[Dataset items]
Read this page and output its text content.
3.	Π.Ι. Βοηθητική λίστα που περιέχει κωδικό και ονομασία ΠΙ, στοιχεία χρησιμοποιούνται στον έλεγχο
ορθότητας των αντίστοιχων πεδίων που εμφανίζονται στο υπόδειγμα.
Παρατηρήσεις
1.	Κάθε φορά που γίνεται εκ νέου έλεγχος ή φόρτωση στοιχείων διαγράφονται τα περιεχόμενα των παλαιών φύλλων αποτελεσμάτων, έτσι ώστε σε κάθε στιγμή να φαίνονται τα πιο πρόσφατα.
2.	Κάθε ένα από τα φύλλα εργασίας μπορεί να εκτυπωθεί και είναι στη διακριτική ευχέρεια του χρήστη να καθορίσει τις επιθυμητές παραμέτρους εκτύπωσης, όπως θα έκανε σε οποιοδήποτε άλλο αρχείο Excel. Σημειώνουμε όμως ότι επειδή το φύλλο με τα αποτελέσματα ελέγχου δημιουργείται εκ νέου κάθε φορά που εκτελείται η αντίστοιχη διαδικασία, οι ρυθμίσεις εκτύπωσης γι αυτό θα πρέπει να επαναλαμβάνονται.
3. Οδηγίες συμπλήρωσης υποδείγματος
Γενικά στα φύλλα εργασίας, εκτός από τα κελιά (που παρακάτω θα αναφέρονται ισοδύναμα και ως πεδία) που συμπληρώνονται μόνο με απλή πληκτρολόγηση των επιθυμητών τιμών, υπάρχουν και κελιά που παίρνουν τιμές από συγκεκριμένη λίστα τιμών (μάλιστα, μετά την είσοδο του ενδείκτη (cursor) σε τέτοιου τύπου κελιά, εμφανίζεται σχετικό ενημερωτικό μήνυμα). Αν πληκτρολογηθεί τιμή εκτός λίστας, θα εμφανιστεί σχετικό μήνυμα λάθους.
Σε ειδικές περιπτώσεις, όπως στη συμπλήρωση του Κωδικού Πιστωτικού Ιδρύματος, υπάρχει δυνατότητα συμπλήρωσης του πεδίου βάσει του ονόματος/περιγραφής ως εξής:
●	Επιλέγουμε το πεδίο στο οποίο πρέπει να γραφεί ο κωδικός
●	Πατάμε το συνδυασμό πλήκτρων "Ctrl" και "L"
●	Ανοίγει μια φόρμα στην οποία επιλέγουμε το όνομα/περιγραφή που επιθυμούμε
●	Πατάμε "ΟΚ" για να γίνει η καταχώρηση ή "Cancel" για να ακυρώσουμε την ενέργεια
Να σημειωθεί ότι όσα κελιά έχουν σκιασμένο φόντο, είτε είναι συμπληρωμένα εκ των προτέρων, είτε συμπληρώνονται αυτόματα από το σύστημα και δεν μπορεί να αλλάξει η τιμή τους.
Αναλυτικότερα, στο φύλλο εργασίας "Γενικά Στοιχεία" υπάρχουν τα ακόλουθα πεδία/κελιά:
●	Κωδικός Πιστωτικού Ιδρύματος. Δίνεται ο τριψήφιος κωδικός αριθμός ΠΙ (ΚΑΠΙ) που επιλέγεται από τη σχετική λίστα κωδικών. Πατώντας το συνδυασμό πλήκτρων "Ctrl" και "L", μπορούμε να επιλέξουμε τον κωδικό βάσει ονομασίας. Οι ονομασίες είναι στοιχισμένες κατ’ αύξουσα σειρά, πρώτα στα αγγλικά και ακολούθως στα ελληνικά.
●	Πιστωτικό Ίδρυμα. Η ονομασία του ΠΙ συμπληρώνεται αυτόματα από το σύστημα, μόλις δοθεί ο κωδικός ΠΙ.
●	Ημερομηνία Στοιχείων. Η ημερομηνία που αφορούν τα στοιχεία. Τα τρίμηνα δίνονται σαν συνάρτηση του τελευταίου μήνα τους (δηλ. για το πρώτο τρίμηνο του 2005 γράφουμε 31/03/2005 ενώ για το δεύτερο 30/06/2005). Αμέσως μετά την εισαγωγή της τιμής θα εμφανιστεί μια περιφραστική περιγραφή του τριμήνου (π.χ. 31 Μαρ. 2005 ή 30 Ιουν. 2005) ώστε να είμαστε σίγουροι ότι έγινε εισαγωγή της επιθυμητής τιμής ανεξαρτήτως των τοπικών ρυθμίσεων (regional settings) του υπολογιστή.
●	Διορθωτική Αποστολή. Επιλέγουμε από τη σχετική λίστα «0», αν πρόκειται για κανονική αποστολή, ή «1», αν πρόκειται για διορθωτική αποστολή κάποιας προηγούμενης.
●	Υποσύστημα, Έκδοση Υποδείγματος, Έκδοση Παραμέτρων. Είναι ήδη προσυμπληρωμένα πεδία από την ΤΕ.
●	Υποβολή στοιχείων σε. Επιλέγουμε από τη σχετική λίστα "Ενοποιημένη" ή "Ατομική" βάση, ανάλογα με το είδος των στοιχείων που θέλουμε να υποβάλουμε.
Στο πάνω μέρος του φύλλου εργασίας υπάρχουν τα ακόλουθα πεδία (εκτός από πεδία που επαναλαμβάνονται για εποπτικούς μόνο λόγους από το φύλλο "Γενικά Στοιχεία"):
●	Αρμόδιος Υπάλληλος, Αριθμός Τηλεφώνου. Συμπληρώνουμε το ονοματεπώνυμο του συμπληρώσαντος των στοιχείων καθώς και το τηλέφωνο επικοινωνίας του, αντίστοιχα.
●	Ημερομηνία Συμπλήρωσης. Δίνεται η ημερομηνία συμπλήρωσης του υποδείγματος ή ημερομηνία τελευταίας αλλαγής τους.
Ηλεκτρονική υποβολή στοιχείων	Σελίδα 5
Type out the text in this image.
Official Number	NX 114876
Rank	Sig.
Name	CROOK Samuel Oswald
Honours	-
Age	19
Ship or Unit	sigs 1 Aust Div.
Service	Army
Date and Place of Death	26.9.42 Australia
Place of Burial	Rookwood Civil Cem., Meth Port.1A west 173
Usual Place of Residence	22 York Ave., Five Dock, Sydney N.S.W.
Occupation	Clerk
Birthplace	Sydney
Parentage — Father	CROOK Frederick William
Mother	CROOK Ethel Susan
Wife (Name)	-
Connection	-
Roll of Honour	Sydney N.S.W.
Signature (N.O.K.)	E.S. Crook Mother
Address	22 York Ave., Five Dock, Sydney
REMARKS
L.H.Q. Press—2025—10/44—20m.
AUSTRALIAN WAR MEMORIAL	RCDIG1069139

Task goal:
Reproduce only the lines running from the one that contains "Type out the text in this image." to the last line of the records.

Finished answer:
Type out the text in this image.
Official Number	NX 114876
Rank	Sig.
Name	CROOK Samuel Oswald
Honours	-
Age	19
Ship or Unit	sigs 1 Aust Div.
Service	Army
Date and Place of Death	26.9.42 Australia
Place of Burial	Rookwood Civil Cem., Meth Port.1A west 173
Usual Place of Residence	22 York Ave., Five Dock, Sydney N.S.W.
Occupation	Clerk
Birthplace	Sydney
Parentage — Father	CROOK Frederick William
Mother	CROOK Ethel Susan
Wife (Name)	-
Connection	-
Roll of Honour	Sydney N.S.W.
Signature (N.O.K.)	E.S. Crook Mother
Address	22 York Ave., Five Dock, Sydney
REMARKS
L.H.Q. Press—2025—10/44—20m.
AUSTRALIAN WAR MEMORIAL	RCDIG1069139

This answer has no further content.